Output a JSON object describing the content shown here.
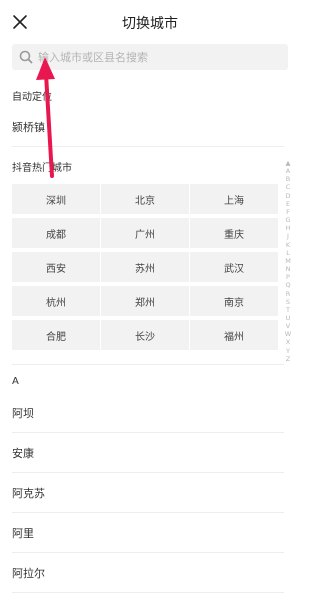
{
  "header": {
    "title": "切换城市",
    "close_icon": "close-icon"
  },
  "search": {
    "placeholder": "输入城市或区县名搜索",
    "icon": "search-icon"
  },
  "auto_location": {
    "label": "自动定位",
    "city": "颍桥镇"
  },
  "hot_cities": {
    "label": "抖音热门城市",
    "cities": [
      "深圳",
      "北京",
      "上海",
      "成都",
      "广州",
      "重庆",
      "西安",
      "苏州",
      "武汉",
      "杭州",
      "郑州",
      "南京",
      "合肥",
      "长沙",
      "福州"
    ]
  },
  "city_list": {
    "letter": "A",
    "cities": [
      "阿坝",
      "安康",
      "阿克苏",
      "阿里",
      "阿拉尔"
    ]
  },
  "index_bar": [
    "▲",
    "A",
    "B",
    "C",
    "D",
    "E",
    "F",
    "G",
    "H",
    "J",
    "K",
    "L",
    "M",
    "N",
    "P",
    "Q",
    "R",
    "S",
    "T",
    "U",
    "V",
    "W",
    "X",
    "Y",
    "Z"
  ],
  "colors": {
    "arrow": "#e8174f",
    "cell_bg": "#f2f2f2",
    "divider": "#eeeeee"
  }
}
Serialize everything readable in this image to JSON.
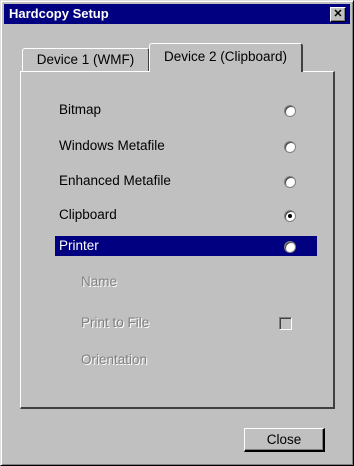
{
  "window": {
    "title": "Hardcopy Setup",
    "close_glyph": "✕"
  },
  "tabs": [
    {
      "label": "Device 1 (WMF)",
      "active": false
    },
    {
      "label": "Device 2 (Clipboard)",
      "active": true
    }
  ],
  "options": [
    {
      "label": "Bitmap",
      "checked": false
    },
    {
      "label": "Windows Metafile",
      "checked": false
    },
    {
      "label": "Enhanced Metafile",
      "checked": false
    },
    {
      "label": "Clipboard",
      "checked": true
    },
    {
      "label": "Printer",
      "checked": false,
      "selected": true
    }
  ],
  "printer_settings": {
    "name_label": "Name",
    "print_to_file_label": "Print to File",
    "print_to_file_checked": false,
    "orientation_label": "Orientation"
  },
  "buttons": {
    "close_label": "Close"
  },
  "colors": {
    "titlebar": "#000080",
    "face": "#c0c0c0",
    "selection": "#000080"
  }
}
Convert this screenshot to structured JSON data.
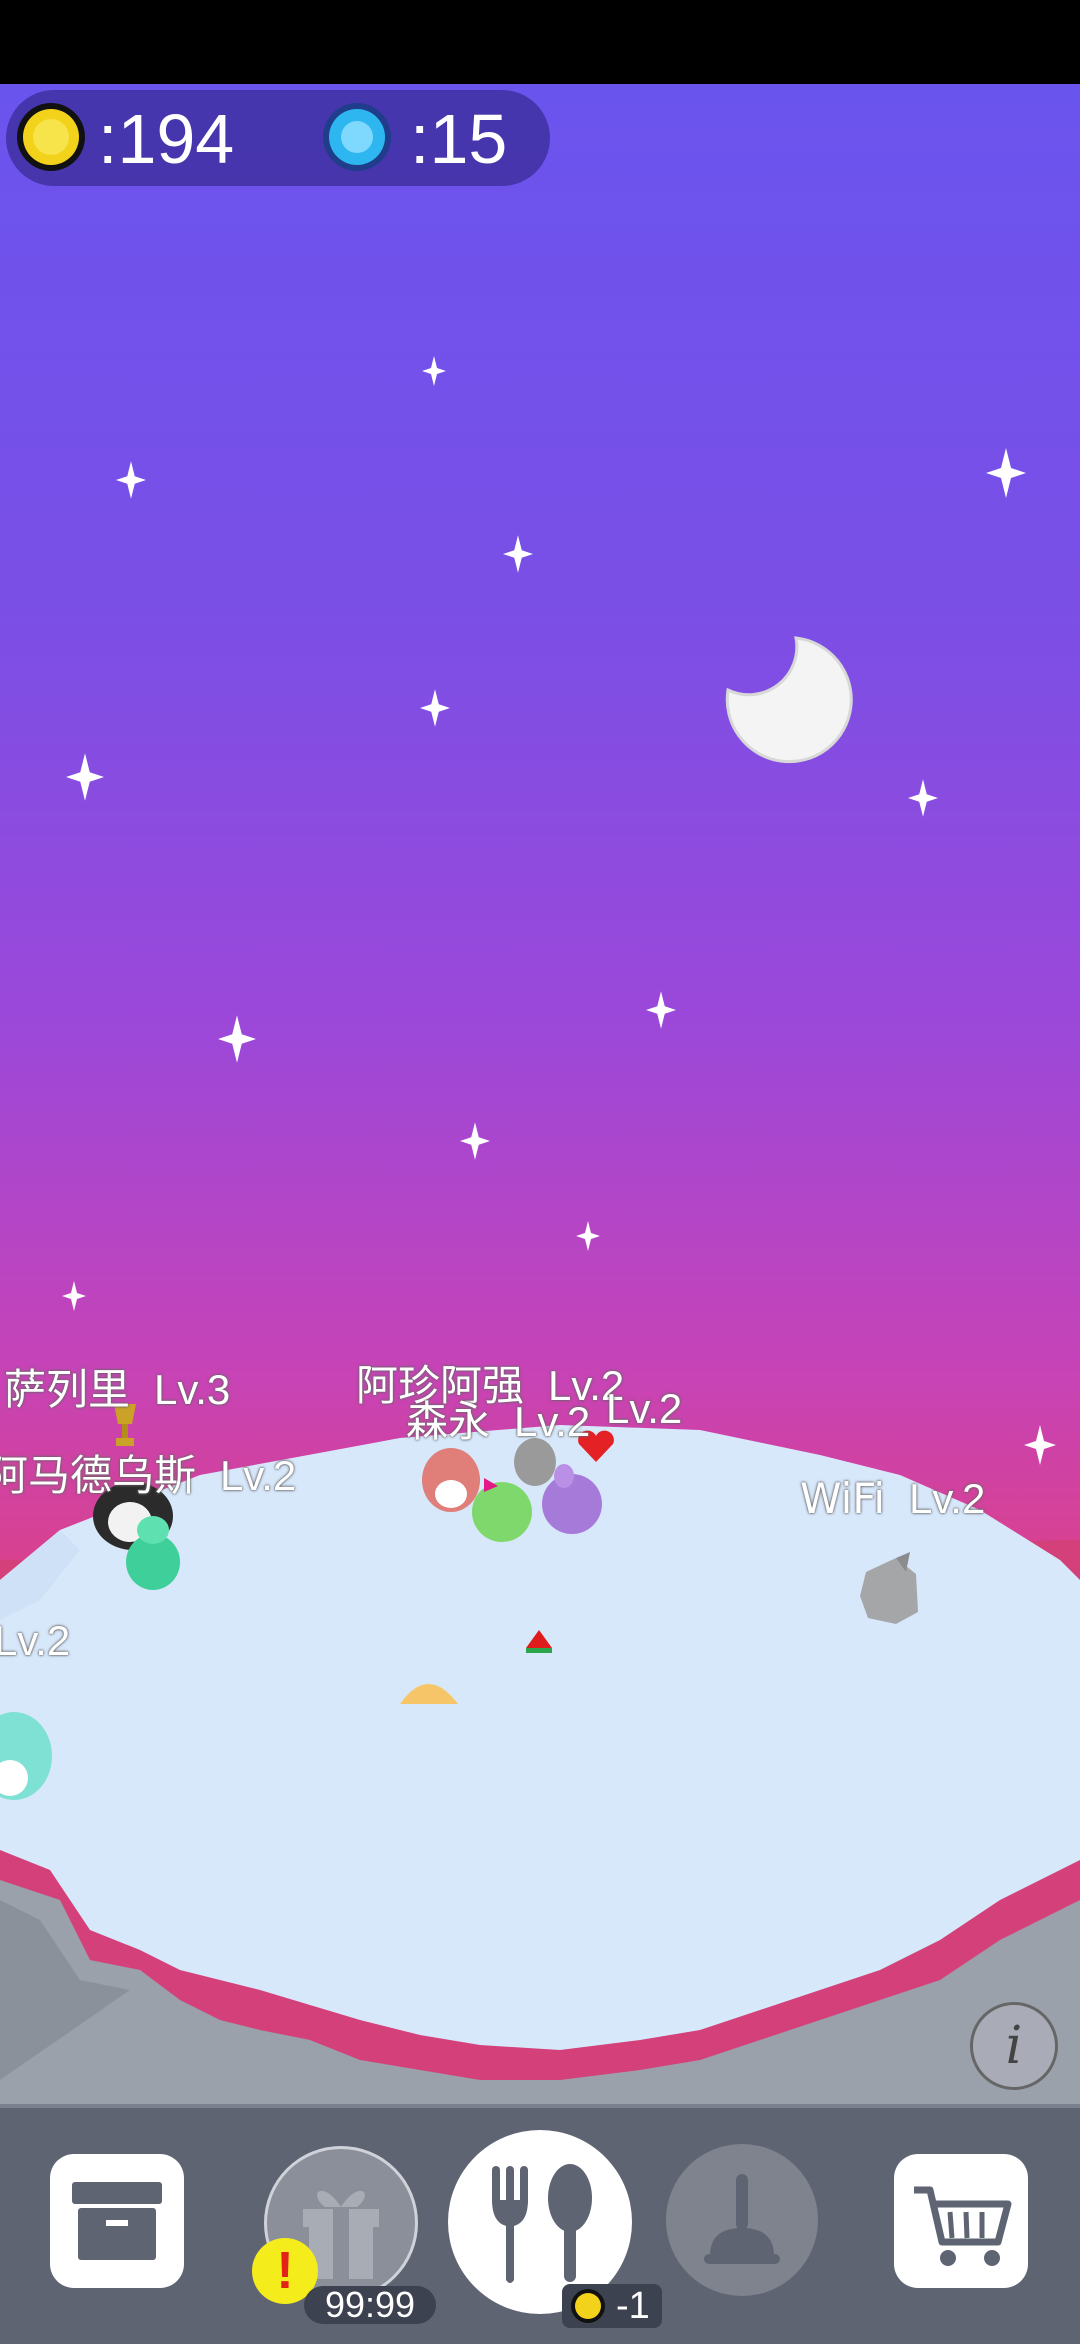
{
  "hud": {
    "coins": ":194",
    "gems": ":15"
  },
  "pets": [
    {
      "name": "萨列里",
      "level": "Lv.3"
    },
    {
      "name": "阿马德乌斯",
      "level": "Lv.2"
    },
    {
      "name": "",
      "level": "Lv.2"
    },
    {
      "name": "阿珍阿强",
      "level": "Lv.2"
    },
    {
      "name": "森永",
      "level": "Lv.2"
    },
    {
      "name": "",
      "level": "Lv.2"
    },
    {
      "name": "WiFi",
      "level": "Lv.2"
    }
  ],
  "toolbar": {
    "storage_icon": "storage-box-icon",
    "gift_icon": "gift-icon",
    "gift_timer": "99:99",
    "gift_alert": "!",
    "feed_icon": "fork-spoon-icon",
    "feed_cost": "-1",
    "clean_icon": "plunger-icon",
    "shop_icon": "cart-icon",
    "info_label": "i"
  },
  "colors": {
    "toolbar_bg": "#5e6472",
    "coin": "#f2d21b",
    "gem": "#2db6f0"
  }
}
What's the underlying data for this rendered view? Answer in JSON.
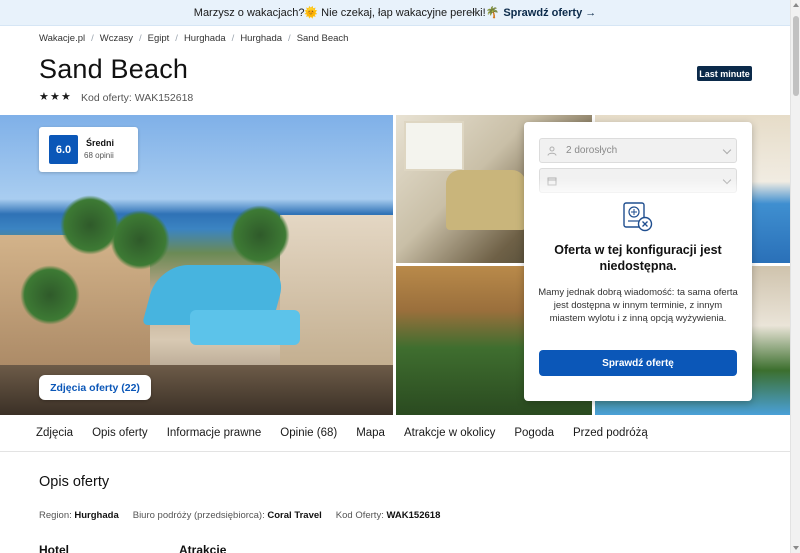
{
  "promo": {
    "text": "Marzysz o wakacjach?🌞 Nie czekaj, łap wakacyjne perełki!🌴",
    "link_label": "Sprawdź oferty",
    "arrow": "→"
  },
  "breadcrumb": [
    "Wakacje.pl",
    "Wczasy",
    "Egipt",
    "Hurghada",
    "Hurghada",
    "Sand Beach"
  ],
  "hotel": {
    "name": "Sand Beach",
    "stars": 3,
    "badge": "Last minute",
    "offer_code_label": "Kod oferty: WAK152618"
  },
  "rating": {
    "score": "6.0",
    "label": "Średni",
    "count": "68 opinii"
  },
  "gallery": {
    "photos_button": "Zdjęcia oferty (22)"
  },
  "booking": {
    "adults_value": "2 dorosłych",
    "date_value": "",
    "unavailable_title": "Oferta w tej konfiguracji jest niedostępna.",
    "unavailable_body": "Mamy jednak dobrą wiadomość: ta sama oferta jest dostępna w innym terminie, z innym miastem wylotu i z inną opcją wyżywienia.",
    "button_label": "Sprawdź ofertę"
  },
  "tabs": [
    "Zdjęcia",
    "Opis oferty",
    "Informacje prawne",
    "Opinie (68)",
    "Mapa",
    "Atrakcje w okolicy",
    "Pogoda",
    "Przed podróżą"
  ],
  "description": {
    "title": "Opis oferty",
    "region_label": "Region:",
    "region_value": "Hurghada",
    "agency_label": "Biuro podróży (przedsiębiorca):",
    "agency_value": "Coral Travel",
    "code_label": "Kod Oferty:",
    "code_value": "WAK152618",
    "hotel_heading": "Hotel",
    "attractions_heading": "Atrakcje"
  },
  "colors": {
    "primary": "#0b57b8",
    "badge_bg": "#0b2a4a",
    "promo_bg": "#e8f2fb"
  }
}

──────────

§ **What is asked**:
Retype all the records shown above, character for character. Omit every picture.

§ **Solution to this problem**:
Output a JSON object describing the content shown here.
{
  "header": {
    "title": "切换城市",
    "close_icon": "close-icon"
  },
  "search": {
    "placeholder": "输入城市或区县名搜索",
    "icon": "search-icon"
  },
  "auto_location": {
    "label": "自动定位",
    "city": "颍桥镇"
  },
  "hot_cities": {
    "label": "抖音热门城市",
    "cities": [
      "深圳",
      "北京",
      "上海",
      "成都",
      "广州",
      "重庆",
      "西安",
      "苏州",
      "武汉",
      "杭州",
      "郑州",
      "南京",
      "合肥",
      "长沙",
      "福州"
    ]
  },
  "city_list": {
    "letter": "A",
    "cities": [
      "阿坝",
      "安康",
      "阿克苏",
      "阿里",
      "阿拉尔"
    ]
  },
  "index_bar": [
    "▲",
    "A",
    "B",
    "C",
    "D",
    "E",
    "F",
    "G",
    "H",
    "J",
    "K",
    "L",
    "M",
    "N",
    "P",
    "Q",
    "R",
    "S",
    "T",
    "U",
    "V",
    "W",
    "X",
    "Y",
    "Z"
  ],
  "colors": {
    "arrow": "#e8174f",
    "cell_bg": "#f2f2f2",
    "divider": "#eeeeee"
  }
}
Serialize everything readable in this image to JSON.
{
  "window": {
    "title": "Hardcopy Setup",
    "close_glyph": "✕"
  },
  "tabs": [
    {
      "label": "Device 1 (WMF)",
      "active": false
    },
    {
      "label": "Device 2 (Clipboard)",
      "active": true
    }
  ],
  "options": [
    {
      "label": "Bitmap",
      "checked": false
    },
    {
      "label": "Windows Metafile",
      "checked": false
    },
    {
      "label": "Enhanced Metafile",
      "checked": false
    },
    {
      "label": "Clipboard",
      "checked": true
    },
    {
      "label": "Printer",
      "checked": false,
      "selected": true
    }
  ],
  "printer_settings": {
    "name_label": "Name",
    "print_to_file_label": "Print to File",
    "print_to_file_checked": false,
    "orientation_label": "Orientation"
  },
  "buttons": {
    "close_label": "Close"
  },
  "colors": {
    "titlebar": "#000080",
    "face": "#c0c0c0",
    "selection": "#000080"
  }
}
Convert this screenshot to structured JSON data.
{
  "hud": {
    "coins": ":194",
    "gems": ":15"
  },
  "pets": [
    {
      "name": "萨列里",
      "level": "Lv.3"
    },
    {
      "name": "阿马德乌斯",
      "level": "Lv.2"
    },
    {
      "name": "",
      "level": "Lv.2"
    },
    {
      "name": "阿珍阿强",
      "level": "Lv.2"
    },
    {
      "name": "森永",
      "level": "Lv.2"
    },
    {
      "name": "",
      "level": "Lv.2"
    },
    {
      "name": "WiFi",
      "level": "Lv.2"
    }
  ],
  "toolbar": {
    "storage_icon": "storage-box-icon",
    "gift_icon": "gift-icon",
    "gift_timer": "99:99",
    "gift_alert": "!",
    "feed_icon": "fork-spoon-icon",
    "feed_cost": "-1",
    "clean_icon": "plunger-icon",
    "shop_icon": "cart-icon",
    "info_label": "i"
  },
  "colors": {
    "toolbar_bg": "#5e6472",
    "coin": "#f2d21b",
    "gem": "#2db6f0"
  }
}
What's the underlying data for this rendered view? Answer in JSON.
{
  "promo": {
    "text": "Marzysz o wakacjach?🌞 Nie czekaj, łap wakacyjne perełki!🌴",
    "link_label": "Sprawdź oferty",
    "arrow": "→"
  },
  "breadcrumb": [
    "Wakacje.pl",
    "Wczasy",
    "Egipt",
    "Hurghada",
    "Hurghada",
    "Sand Beach"
  ],
  "hotel": {
    "name": "Sand Beach",
    "stars": 3,
    "badge": "Last minute",
    "offer_code_label": "Kod oferty: WAK152618"
  },
  "rating": {
    "score": "6.0",
    "label": "Średni",
    "count": "68 opinii"
  },
  "gallery": {
    "photos_button": "Zdjęcia oferty (22)"
  },
  "booking": {
    "adults_value": "2 dorosłych",
    "date_value": "",
    "unavailable_title": "Oferta w tej konfiguracji jest niedostępna.",
    "unavailable_body": "Mamy jednak dobrą wiadomość: ta sama oferta jest dostępna w innym terminie, z innym miastem wylotu i z inną opcją wyżywienia.",
    "button_label": "Sprawdź ofertę"
  },
  "tabs": [
    "Zdjęcia",
    "Opis oferty",
    "Informacje prawne",
    "Opinie (68)",
    "Mapa",
    "Atrakcje w okolicy",
    "Pogoda",
    "Przed podróżą"
  ],
  "description": {
    "title": "Opis oferty",
    "region_label": "Region:",
    "region_value": "Hurghada",
    "agency_label": "Biuro podróży (przedsiębiorca):",
    "agency_value": "Coral Travel",
    "code_label": "Kod Oferty:",
    "code_value": "WAK152618",
    "hotel_heading": "Hotel",
    "attractions_heading": "Atrakcje"
  },
  "colors": {
    "primary": "#0b57b8",
    "badge_bg": "#0b2a4a",
    "promo_bg": "#e8f2fb"
  }
}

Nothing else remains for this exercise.